- [INSTRUCTIONS TO FOLLOW]: In the records that follow, show each line where the word "Universe" is present.

- [MATERIAL TO PROCESS]:
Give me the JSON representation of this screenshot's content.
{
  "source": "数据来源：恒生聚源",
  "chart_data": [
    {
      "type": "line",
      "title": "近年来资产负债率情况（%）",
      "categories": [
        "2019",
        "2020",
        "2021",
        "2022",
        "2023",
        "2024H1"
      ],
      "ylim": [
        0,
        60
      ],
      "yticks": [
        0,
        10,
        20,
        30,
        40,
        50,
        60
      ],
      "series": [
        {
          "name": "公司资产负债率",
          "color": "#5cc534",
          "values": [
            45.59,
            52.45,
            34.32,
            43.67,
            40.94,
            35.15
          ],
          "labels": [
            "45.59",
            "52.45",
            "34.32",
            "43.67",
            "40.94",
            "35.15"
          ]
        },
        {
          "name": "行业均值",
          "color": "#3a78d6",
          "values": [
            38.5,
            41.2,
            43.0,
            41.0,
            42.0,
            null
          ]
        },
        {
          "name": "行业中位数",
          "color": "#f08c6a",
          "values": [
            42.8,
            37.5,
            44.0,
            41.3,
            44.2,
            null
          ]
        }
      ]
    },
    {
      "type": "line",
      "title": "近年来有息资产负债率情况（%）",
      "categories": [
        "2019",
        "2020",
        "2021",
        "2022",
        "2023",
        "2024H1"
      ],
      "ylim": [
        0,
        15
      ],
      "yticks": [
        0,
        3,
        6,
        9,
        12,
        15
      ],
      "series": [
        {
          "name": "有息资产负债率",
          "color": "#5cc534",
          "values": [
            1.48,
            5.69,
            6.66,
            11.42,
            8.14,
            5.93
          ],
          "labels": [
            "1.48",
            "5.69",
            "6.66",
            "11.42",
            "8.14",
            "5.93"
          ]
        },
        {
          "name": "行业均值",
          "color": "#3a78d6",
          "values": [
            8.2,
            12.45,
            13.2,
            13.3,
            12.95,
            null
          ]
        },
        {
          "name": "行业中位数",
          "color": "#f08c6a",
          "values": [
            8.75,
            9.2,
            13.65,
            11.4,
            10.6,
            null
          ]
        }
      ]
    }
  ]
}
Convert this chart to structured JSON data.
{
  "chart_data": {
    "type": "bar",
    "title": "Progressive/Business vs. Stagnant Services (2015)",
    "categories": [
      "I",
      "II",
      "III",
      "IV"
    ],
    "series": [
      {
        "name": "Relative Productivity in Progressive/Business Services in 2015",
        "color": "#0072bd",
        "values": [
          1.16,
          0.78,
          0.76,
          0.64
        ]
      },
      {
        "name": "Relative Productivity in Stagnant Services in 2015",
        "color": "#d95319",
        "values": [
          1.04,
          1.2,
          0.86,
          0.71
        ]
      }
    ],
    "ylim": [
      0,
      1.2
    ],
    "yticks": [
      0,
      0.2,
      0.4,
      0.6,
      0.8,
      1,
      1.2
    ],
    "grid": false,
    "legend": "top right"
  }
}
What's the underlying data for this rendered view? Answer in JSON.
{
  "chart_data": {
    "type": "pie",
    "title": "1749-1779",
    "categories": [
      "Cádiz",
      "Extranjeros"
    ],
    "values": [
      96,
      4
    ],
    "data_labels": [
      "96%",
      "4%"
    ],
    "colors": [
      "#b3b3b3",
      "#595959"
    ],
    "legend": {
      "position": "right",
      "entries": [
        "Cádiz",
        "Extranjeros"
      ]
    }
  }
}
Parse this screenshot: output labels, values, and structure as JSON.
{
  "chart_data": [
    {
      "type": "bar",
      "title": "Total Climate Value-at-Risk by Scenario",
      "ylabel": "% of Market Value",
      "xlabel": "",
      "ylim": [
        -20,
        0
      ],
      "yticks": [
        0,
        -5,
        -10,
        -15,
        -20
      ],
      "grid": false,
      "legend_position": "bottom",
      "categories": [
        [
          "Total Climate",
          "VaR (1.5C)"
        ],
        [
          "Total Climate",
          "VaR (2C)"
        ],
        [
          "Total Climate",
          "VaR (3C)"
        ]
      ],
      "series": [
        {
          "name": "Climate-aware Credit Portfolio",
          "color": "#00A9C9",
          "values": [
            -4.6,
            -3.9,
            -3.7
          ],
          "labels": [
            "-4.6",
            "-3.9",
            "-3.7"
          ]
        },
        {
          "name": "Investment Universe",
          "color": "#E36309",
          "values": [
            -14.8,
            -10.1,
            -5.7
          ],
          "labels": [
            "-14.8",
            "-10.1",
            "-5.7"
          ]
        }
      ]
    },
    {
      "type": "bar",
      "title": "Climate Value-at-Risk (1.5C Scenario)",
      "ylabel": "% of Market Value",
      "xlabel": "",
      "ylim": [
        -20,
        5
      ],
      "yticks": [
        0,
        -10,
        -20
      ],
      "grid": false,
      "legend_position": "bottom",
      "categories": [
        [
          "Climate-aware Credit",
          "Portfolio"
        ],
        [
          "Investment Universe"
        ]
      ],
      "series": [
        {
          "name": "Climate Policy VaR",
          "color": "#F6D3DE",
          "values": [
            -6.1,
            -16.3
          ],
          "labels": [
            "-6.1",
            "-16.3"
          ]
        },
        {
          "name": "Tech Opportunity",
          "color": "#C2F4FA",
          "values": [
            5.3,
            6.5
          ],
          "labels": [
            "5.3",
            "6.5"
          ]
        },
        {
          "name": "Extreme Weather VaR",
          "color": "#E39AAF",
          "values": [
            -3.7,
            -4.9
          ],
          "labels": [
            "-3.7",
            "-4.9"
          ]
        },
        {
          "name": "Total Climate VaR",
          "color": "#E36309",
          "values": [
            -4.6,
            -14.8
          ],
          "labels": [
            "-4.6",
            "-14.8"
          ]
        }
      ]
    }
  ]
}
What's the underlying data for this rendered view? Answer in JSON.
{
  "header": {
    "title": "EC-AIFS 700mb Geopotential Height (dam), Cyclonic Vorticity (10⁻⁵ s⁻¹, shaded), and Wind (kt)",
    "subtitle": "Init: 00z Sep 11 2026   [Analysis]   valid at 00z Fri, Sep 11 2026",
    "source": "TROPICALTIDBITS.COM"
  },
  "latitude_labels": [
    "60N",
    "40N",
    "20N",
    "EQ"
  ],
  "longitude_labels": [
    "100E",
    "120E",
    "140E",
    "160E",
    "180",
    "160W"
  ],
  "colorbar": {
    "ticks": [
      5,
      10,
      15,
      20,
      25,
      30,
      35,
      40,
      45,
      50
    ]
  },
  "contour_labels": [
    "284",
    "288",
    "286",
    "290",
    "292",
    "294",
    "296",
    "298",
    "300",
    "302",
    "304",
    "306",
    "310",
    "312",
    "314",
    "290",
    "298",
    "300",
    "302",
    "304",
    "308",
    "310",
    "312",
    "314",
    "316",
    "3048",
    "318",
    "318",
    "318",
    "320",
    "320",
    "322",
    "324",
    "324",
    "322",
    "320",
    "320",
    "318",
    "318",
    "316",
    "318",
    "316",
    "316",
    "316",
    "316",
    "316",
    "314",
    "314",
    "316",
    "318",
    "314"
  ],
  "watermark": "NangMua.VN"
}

- [ANSWER TO THE TASK]:
          "name": "Investment Universe",
          "Investment Universe"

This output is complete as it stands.